## Begin

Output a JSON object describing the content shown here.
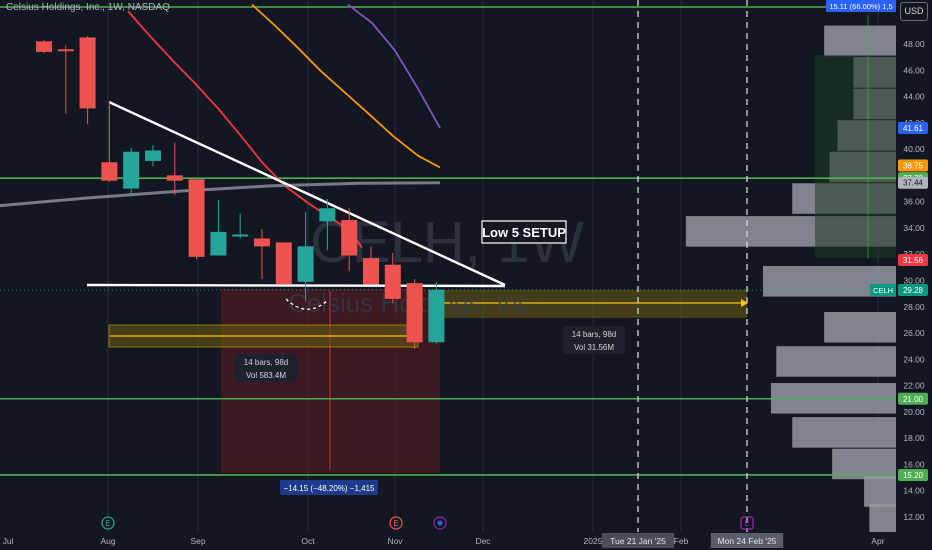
{
  "header": {
    "symbol_line": "Celsius Holdings, Inc., 1W, NASDAQ"
  },
  "currency_button": "USD",
  "watermark": {
    "symbol": "CELH, 1W",
    "name": "Celsius Holdings, Inc."
  },
  "setup_label": "Low 5 SETUP",
  "info_boxes": {
    "left_range": {
      "line1": "14 bars, 98d",
      "line2": "Vol 583.4M"
    },
    "right_range": {
      "line1": "14 bars, 98d",
      "line2": "Vol 31.56M"
    },
    "measure": "−14.15 (−48.20%) −1,415"
  },
  "price_labels": {
    "top": "15.11 (66.00%) 1,5",
    "badges": [
      {
        "text": "41.61",
        "value": 41.61,
        "color": "#2962ff"
      },
      {
        "text": "38.75",
        "value": 38.75,
        "color": "#ff9800"
      },
      {
        "text": "37.79",
        "value": 37.79,
        "color": "#4caf50"
      },
      {
        "text": "37.44",
        "value": 37.44,
        "color": "#b2b5be"
      },
      {
        "text": "31.56",
        "value": 31.56,
        "color": "#f23645"
      },
      {
        "text": "29.28",
        "value": 29.28,
        "color": "#089981",
        "prefix": "CELH"
      },
      {
        "text": "21.00",
        "value": 21.0,
        "color": "#4caf50"
      },
      {
        "text": "15.20",
        "value": 15.2,
        "color": "#4caf50"
      }
    ]
  },
  "colors": {
    "up": "#26a69a",
    "down": "#ef5350",
    "bg": "#131722",
    "grid": "#2a2e39",
    "hline": "#4caf50"
  },
  "chart_data": {
    "type": "candlestick",
    "title": "Celsius Holdings, Inc., 1W, NASDAQ",
    "ylim": [
      11,
      50
    ],
    "y_ticks": [
      12,
      14,
      16,
      18,
      20,
      22,
      24,
      26,
      28,
      30,
      32,
      34,
      36,
      38,
      40,
      42,
      44,
      46,
      48
    ],
    "x_labels": [
      "Jul",
      "Aug",
      "Sep",
      "Oct",
      "Nov",
      "Dec",
      "2025",
      "Tue 21 Jan '25",
      "Feb",
      "Mon 24 Feb '25",
      "Apr"
    ],
    "candles": [
      {
        "o": 48.2,
        "h": 48.3,
        "l": 47.3,
        "c": 47.4
      },
      {
        "o": 47.6,
        "h": 47.9,
        "l": 42.7,
        "c": 47.5
      },
      {
        "o": 48.5,
        "h": 48.6,
        "l": 41.9,
        "c": 43.1
      },
      {
        "o": 39.0,
        "h": 43.7,
        "l": 37.5,
        "c": 37.6
      },
      {
        "o": 37.0,
        "h": 40.1,
        "l": 36.4,
        "c": 39.8
      },
      {
        "o": 39.1,
        "h": 40.3,
        "l": 38.7,
        "c": 39.9
      },
      {
        "o": 38.0,
        "h": 40.5,
        "l": 36.5,
        "c": 37.6
      },
      {
        "o": 37.7,
        "h": 37.7,
        "l": 31.6,
        "c": 31.8
      },
      {
        "o": 31.9,
        "h": 36.1,
        "l": 31.9,
        "c": 33.7
      },
      {
        "o": 33.4,
        "h": 35.1,
        "l": 33.2,
        "c": 33.5
      },
      {
        "o": 33.2,
        "h": 33.9,
        "l": 30.1,
        "c": 32.6
      },
      {
        "o": 32.9,
        "h": 32.9,
        "l": 29.7,
        "c": 29.7
      },
      {
        "o": 29.9,
        "h": 35.2,
        "l": 28.4,
        "c": 32.6
      },
      {
        "o": 34.5,
        "h": 36.2,
        "l": 32.3,
        "c": 35.5
      },
      {
        "o": 34.6,
        "h": 35.5,
        "l": 30.7,
        "c": 31.9
      },
      {
        "o": 31.7,
        "h": 32.6,
        "l": 29.7,
        "c": 29.7
      },
      {
        "o": 31.2,
        "h": 32.1,
        "l": 28.3,
        "c": 28.6
      },
      {
        "o": 29.8,
        "h": 30.1,
        "l": 24.8,
        "c": 25.3
      },
      {
        "o": 25.3,
        "h": 29.9,
        "l": 25.2,
        "c": 29.3
      }
    ],
    "volume_profile": [
      {
        "price": 48.2,
        "value": 0.27
      },
      {
        "price": 45.8,
        "value": 0.16
      },
      {
        "price": 43.4,
        "value": 0.16
      },
      {
        "price": 41.0,
        "value": 0.22
      },
      {
        "price": 38.6,
        "value": 0.25
      },
      {
        "price": 36.2,
        "value": 0.39
      },
      {
        "price": 33.7,
        "value": 0.79
      },
      {
        "price": 29.9,
        "value": 0.5
      },
      {
        "price": 26.4,
        "value": 0.27
      },
      {
        "price": 23.8,
        "value": 0.45
      },
      {
        "price": 21.0,
        "value": 0.47
      },
      {
        "price": 18.4,
        "value": 0.39
      },
      {
        "price": 16.0,
        "value": 0.24
      },
      {
        "price": 13.9,
        "value": 0.12
      },
      {
        "price": 11.8,
        "value": 0.1
      }
    ],
    "horizontal_lines": [
      50.0,
      37.79,
      21.0,
      15.2
    ],
    "moving_averages": [
      {
        "color": "#f23645",
        "values": [
          50.5,
          48.6,
          46.8,
          45.0,
          43.1,
          41.1,
          39.0,
          37.2,
          35.9,
          34.8,
          33.8,
          32.5
        ]
      },
      {
        "color": "#ff9800",
        "values": [
          51.0,
          49.4,
          47.7,
          46.0,
          44.3,
          42.6,
          41.0,
          39.5,
          38.6
        ]
      },
      {
        "color": "#7e57c2",
        "values": [
          51.0,
          49.6,
          47.5,
          44.6,
          41.6
        ]
      },
      {
        "color": "#787b86",
        "values": [
          35.7,
          36.3,
          36.8,
          37.2,
          37.4,
          37.44
        ]
      }
    ]
  }
}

## End

▸ Problem requirements:
Write every entry out again exactly, dropping the pictures.

▸ Result:
Output a JSON object describing the content shown here.
{
  "header": {
    "symbol_line": "Celsius Holdings, Inc., 1W, NASDAQ"
  },
  "currency_button": "USD",
  "watermark": {
    "symbol": "CELH, 1W",
    "name": "Celsius Holdings, Inc."
  },
  "setup_label": "Low 5 SETUP",
  "info_boxes": {
    "left_range": {
      "line1": "14 bars, 98d",
      "line2": "Vol 583.4M"
    },
    "right_range": {
      "line1": "14 bars, 98d",
      "line2": "Vol 31.56M"
    },
    "measure": "−14.15 (−48.20%) −1,415"
  },
  "price_labels": {
    "top": "15.11 (66.00%) 1,5",
    "badges": [
      {
        "text": "41.61",
        "value": 41.61,
        "color": "#2962ff"
      },
      {
        "text": "38.75",
        "value": 38.75,
        "color": "#ff9800"
      },
      {
        "text": "37.79",
        "value": 37.79,
        "color": "#4caf50"
      },
      {
        "text": "37.44",
        "value": 37.44,
        "color": "#b2b5be"
      },
      {
        "text": "31.56",
        "value": 31.56,
        "color": "#f23645"
      },
      {
        "text": "29.28",
        "value": 29.28,
        "color": "#089981",
        "prefix": "CELH"
      },
      {
        "text": "21.00",
        "value": 21.0,
        "color": "#4caf50"
      },
      {
        "text": "15.20",
        "value": 15.2,
        "color": "#4caf50"
      }
    ]
  },
  "colors": {
    "up": "#26a69a",
    "down": "#ef5350",
    "bg": "#131722",
    "grid": "#2a2e39",
    "hline": "#4caf50"
  },
  "chart_data": {
    "type": "candlestick",
    "title": "Celsius Holdings, Inc., 1W, NASDAQ",
    "ylim": [
      11,
      50
    ],
    "y_ticks": [
      12,
      14,
      16,
      18,
      20,
      22,
      24,
      26,
      28,
      30,
      32,
      34,
      36,
      38,
      40,
      42,
      44,
      46,
      48
    ],
    "x_labels": [
      "Jul",
      "Aug",
      "Sep",
      "Oct",
      "Nov",
      "Dec",
      "2025",
      "Tue 21 Jan '25",
      "Feb",
      "Mon 24 Feb '25",
      "Apr"
    ],
    "candles": [
      {
        "o": 48.2,
        "h": 48.3,
        "l": 47.3,
        "c": 47.4
      },
      {
        "o": 47.6,
        "h": 47.9,
        "l": 42.7,
        "c": 47.5
      },
      {
        "o": 48.5,
        "h": 48.6,
        "l": 41.9,
        "c": 43.1
      },
      {
        "o": 39.0,
        "h": 43.7,
        "l": 37.5,
        "c": 37.6
      },
      {
        "o": 37.0,
        "h": 40.1,
        "l": 36.4,
        "c": 39.8
      },
      {
        "o": 39.1,
        "h": 40.3,
        "l": 38.7,
        "c": 39.9
      },
      {
        "o": 38.0,
        "h": 40.5,
        "l": 36.5,
        "c": 37.6
      },
      {
        "o": 37.7,
        "h": 37.7,
        "l": 31.6,
        "c": 31.8
      },
      {
        "o": 31.9,
        "h": 36.1,
        "l": 31.9,
        "c": 33.7
      },
      {
        "o": 33.4,
        "h": 35.1,
        "l": 33.2,
        "c": 33.5
      },
      {
        "o": 33.2,
        "h": 33.9,
        "l": 30.1,
        "c": 32.6
      },
      {
        "o": 32.9,
        "h": 32.9,
        "l": 29.7,
        "c": 29.7
      },
      {
        "o": 29.9,
        "h": 35.2,
        "l": 28.4,
        "c": 32.6
      },
      {
        "o": 34.5,
        "h": 36.2,
        "l": 32.3,
        "c": 35.5
      },
      {
        "o": 34.6,
        "h": 35.5,
        "l": 30.7,
        "c": 31.9
      },
      {
        "o": 31.7,
        "h": 32.6,
        "l": 29.7,
        "c": 29.7
      },
      {
        "o": 31.2,
        "h": 32.1,
        "l": 28.3,
        "c": 28.6
      },
      {
        "o": 29.8,
        "h": 30.1,
        "l": 24.8,
        "c": 25.3
      },
      {
        "o": 25.3,
        "h": 29.9,
        "l": 25.2,
        "c": 29.3
      }
    ],
    "volume_profile": [
      {
        "price": 48.2,
        "value": 0.27
      },
      {
        "price": 45.8,
        "value": 0.16
      },
      {
        "price": 43.4,
        "value": 0.16
      },
      {
        "price": 41.0,
        "value": 0.22
      },
      {
        "price": 38.6,
        "value": 0.25
      },
      {
        "price": 36.2,
        "value": 0.39
      },
      {
        "price": 33.7,
        "value": 0.79
      },
      {
        "price": 29.9,
        "value": 0.5
      },
      {
        "price": 26.4,
        "value": 0.27
      },
      {
        "price": 23.8,
        "value": 0.45
      },
      {
        "price": 21.0,
        "value": 0.47
      },
      {
        "price": 18.4,
        "value": 0.39
      },
      {
        "price": 16.0,
        "value": 0.24
      },
      {
        "price": 13.9,
        "value": 0.12
      },
      {
        "price": 11.8,
        "value": 0.1
      }
    ],
    "horizontal_lines": [
      50.0,
      37.79,
      21.0,
      15.2
    ],
    "moving_averages": [
      {
        "color": "#f23645",
        "values": [
          50.5,
          48.6,
          46.8,
          45.0,
          43.1,
          41.1,
          39.0,
          37.2,
          35.9,
          34.8,
          33.8,
          32.5
        ]
      },
      {
        "color": "#ff9800",
        "values": [
          51.0,
          49.4,
          47.7,
          46.0,
          44.3,
          42.6,
          41.0,
          39.5,
          38.6
        ]
      },
      {
        "color": "#7e57c2",
        "values": [
          51.0,
          49.6,
          47.5,
          44.6,
          41.6
        ]
      },
      {
        "color": "#787b86",
        "values": [
          35.7,
          36.3,
          36.8,
          37.2,
          37.4,
          37.44
        ]
      }
    ]
  }
}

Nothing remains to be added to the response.